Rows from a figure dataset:
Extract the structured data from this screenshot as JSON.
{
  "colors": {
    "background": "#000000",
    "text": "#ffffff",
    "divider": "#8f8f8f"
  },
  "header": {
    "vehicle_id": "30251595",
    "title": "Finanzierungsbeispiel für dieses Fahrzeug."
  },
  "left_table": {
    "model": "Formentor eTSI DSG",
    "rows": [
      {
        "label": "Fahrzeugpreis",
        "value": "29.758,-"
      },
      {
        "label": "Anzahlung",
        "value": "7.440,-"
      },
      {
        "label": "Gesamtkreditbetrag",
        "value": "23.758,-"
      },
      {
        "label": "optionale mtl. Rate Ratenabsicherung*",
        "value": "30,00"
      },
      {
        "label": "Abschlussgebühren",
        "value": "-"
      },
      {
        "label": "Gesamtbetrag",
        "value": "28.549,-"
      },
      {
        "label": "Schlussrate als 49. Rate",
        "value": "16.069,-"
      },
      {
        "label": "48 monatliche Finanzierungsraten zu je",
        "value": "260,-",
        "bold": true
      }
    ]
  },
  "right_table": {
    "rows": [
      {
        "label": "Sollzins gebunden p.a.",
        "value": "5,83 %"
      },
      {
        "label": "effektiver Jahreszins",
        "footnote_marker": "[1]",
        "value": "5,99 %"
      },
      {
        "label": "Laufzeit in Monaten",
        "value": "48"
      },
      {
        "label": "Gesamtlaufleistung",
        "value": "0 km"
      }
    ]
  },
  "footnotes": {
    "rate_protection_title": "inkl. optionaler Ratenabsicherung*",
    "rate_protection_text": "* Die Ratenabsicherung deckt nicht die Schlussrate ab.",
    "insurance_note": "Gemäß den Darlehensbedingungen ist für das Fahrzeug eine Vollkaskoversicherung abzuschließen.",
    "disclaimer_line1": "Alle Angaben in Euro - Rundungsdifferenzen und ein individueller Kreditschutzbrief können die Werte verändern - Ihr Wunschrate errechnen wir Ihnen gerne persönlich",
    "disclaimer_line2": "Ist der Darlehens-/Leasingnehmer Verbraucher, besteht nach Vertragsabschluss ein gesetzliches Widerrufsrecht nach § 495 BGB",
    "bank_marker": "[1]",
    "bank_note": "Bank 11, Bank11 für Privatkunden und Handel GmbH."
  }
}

# [To be done]
Repeat the data precisely, reproducing every entry.

# [Result for this task]
Extract the structured data from this screenshot as JSON.
{
  "colors": {
    "background": "#000000",
    "text": "#ffffff",
    "divider": "#8f8f8f"
  },
  "header": {
    "vehicle_id": "30251595",
    "title": "Finanzierungsbeispiel für dieses Fahrzeug."
  },
  "left_table": {
    "model": "Formentor eTSI DSG",
    "rows": [
      {
        "label": "Fahrzeugpreis",
        "value": "29.758,-"
      },
      {
        "label": "Anzahlung",
        "value": "7.440,-"
      },
      {
        "label": "Gesamtkreditbetrag",
        "value": "23.758,-"
      },
      {
        "label": "optionale mtl. Rate Ratenabsicherung*",
        "value": "30,00"
      },
      {
        "label": "Abschlussgebühren",
        "value": "-"
      },
      {
        "label": "Gesamtbetrag",
        "value": "28.549,-"
      },
      {
        "label": "Schlussrate als 49. Rate",
        "value": "16.069,-"
      },
      {
        "label": "48 monatliche Finanzierungsraten zu je",
        "value": "260,-",
        "bold": true
      }
    ]
  },
  "right_table": {
    "rows": [
      {
        "label": "Sollzins gebunden p.a.",
        "value": "5,83 %"
      },
      {
        "label": "effektiver Jahreszins",
        "footnote_marker": "[1]",
        "value": "5,99 %"
      },
      {
        "label": "Laufzeit in Monaten",
        "value": "48"
      },
      {
        "label": "Gesamtlaufleistung",
        "value": "0 km"
      }
    ]
  },
  "footnotes": {
    "rate_protection_title": "inkl. optionaler Ratenabsicherung*",
    "rate_protection_text": "* Die Ratenabsicherung deckt nicht die Schlussrate ab.",
    "insurance_note": "Gemäß den Darlehensbedingungen ist für das Fahrzeug eine Vollkaskoversicherung abzuschließen.",
    "disclaimer_line1": "Alle Angaben in Euro - Rundungsdifferenzen und ein individueller Kreditschutzbrief können die Werte verändern - Ihr Wunschrate errechnen wir Ihnen gerne persönlich",
    "disclaimer_line2": "Ist der Darlehens-/Leasingnehmer Verbraucher, besteht nach Vertragsabschluss ein gesetzliches Widerrufsrecht nach § 495 BGB",
    "bank_marker": "[1]",
    "bank_note": "Bank 11, Bank11 für Privatkunden und Handel GmbH."
  }
}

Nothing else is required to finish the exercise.